# Page
• • •

Shropshire Star

10 go on trial over 2016 Brussels suicide attacks

Among the accused is Salah Abdeslam, the only survivor among the Islamic State extremists who struck the Bataclan theatre in Paris in 2015.

Belgium Attacks Trial

More than six years after the deadliest peacetime attack on Belgian soil, the trial of 10 men accused over the suicide bombings at Brussels airport and a subway station began in earnest under high security on Monday.

Among the accused is Salah Abdeslam, the only survivor among the Islamic State extremists who in 2015 struck the Bataclan theatre in Paris, city cafes and France’s national stadium.

He was taken to court in an armoured police vehicle and identified himself when called upon by the presiding judge.

Belgium Attacks Trial
An aide guides victims to their seats at the start of the trial in Brussels (Olivier Matthys/AP)

The 10 defendants face charges including murder, attempted murder and membership of, or participation in the acts of, a terrorist group, over the morning rush-hour attacks at Belgium’s main airport and on the central commuter line on March 22 2016.

• • •

# Dataset excerpt
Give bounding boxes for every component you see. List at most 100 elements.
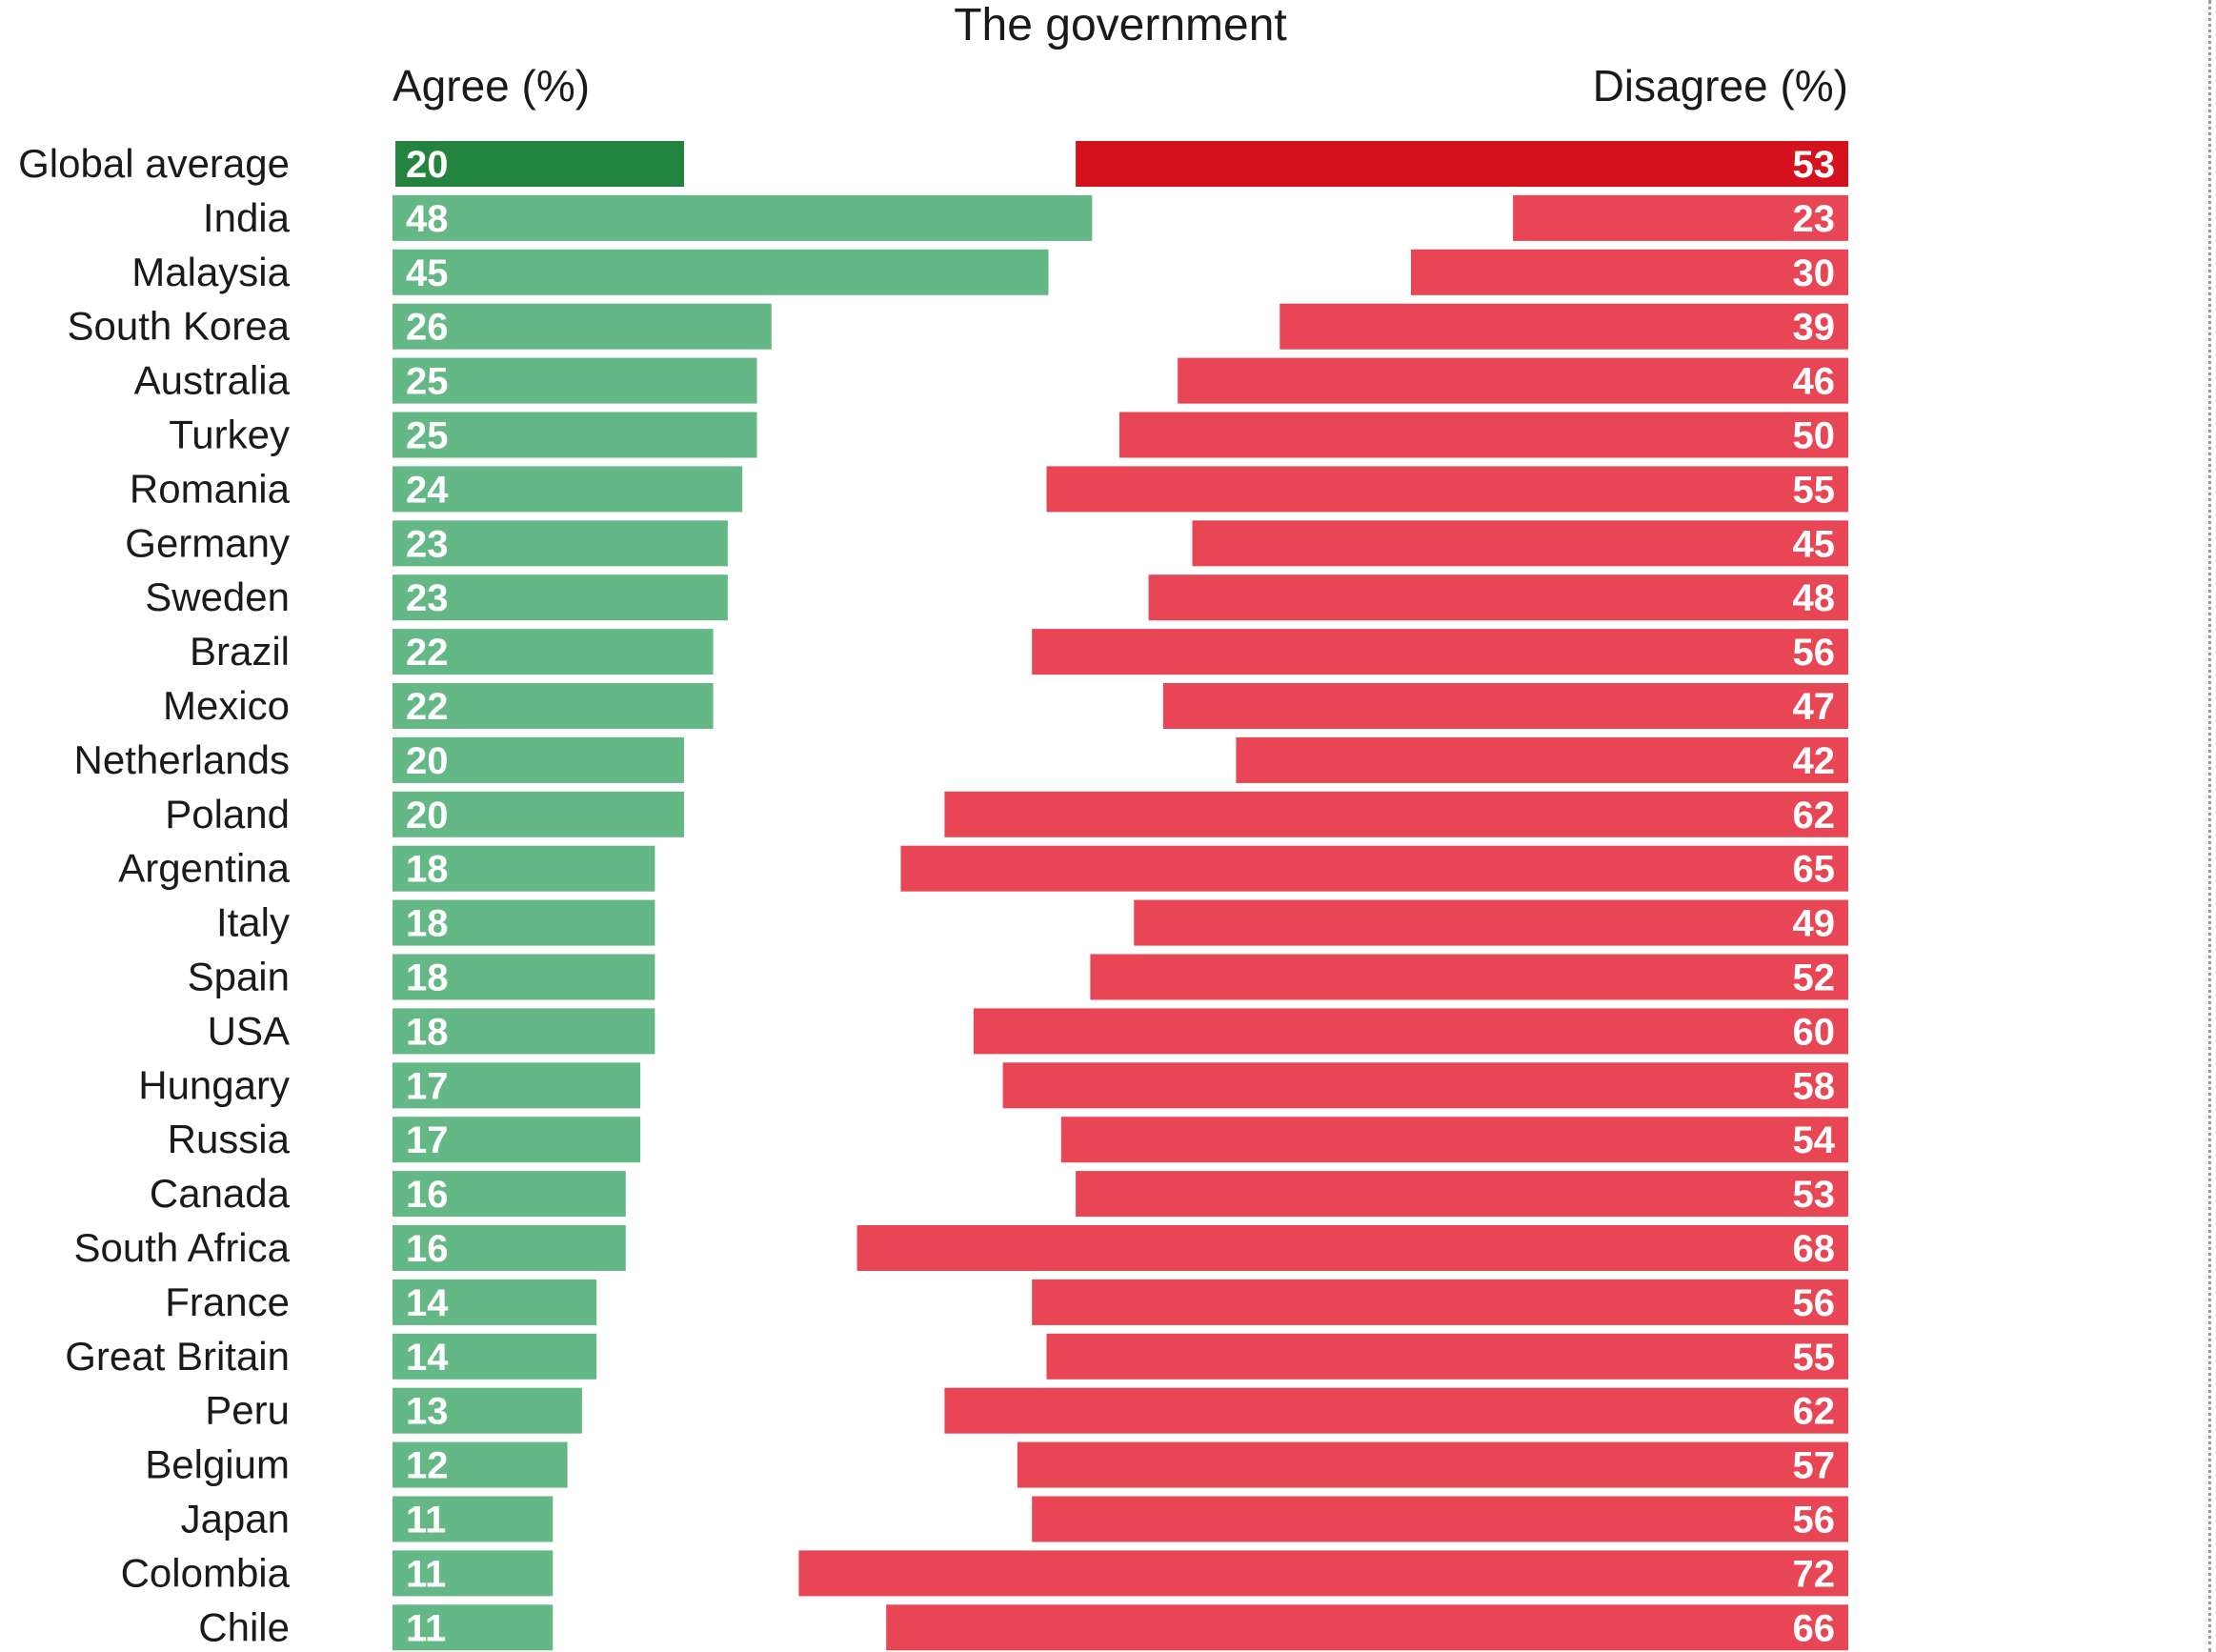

• • •

# Your goal
Continue the news report on the Brussels attacks trial, starting right after its last sentence.

# Task result
In all, 32 people were killed and around 900 others were injured or suffered mental trauma.

If convicted, some of the accused could face up to 30 years in prison.

The trial was initially expected to start in October but was pushed back to allow changes to the seating arrangements for the defendants.

More than 300 witnesses could be questioned during the hearings, which are being held at a court in the former headquarters of Nato, on the outskirts of the Belgian capital and are expected to run for six to nine months.

Belgium Attacks Trial
Special police stand behind defendants in a specially designed glass box at the start of the trial for the March 2016 terror attacks in Brussels (Olivier Matthys/AP)

Most of the first week is expected to be taken up with legal formalities and a public reading of the indictment and charges, a document around 500 pages long.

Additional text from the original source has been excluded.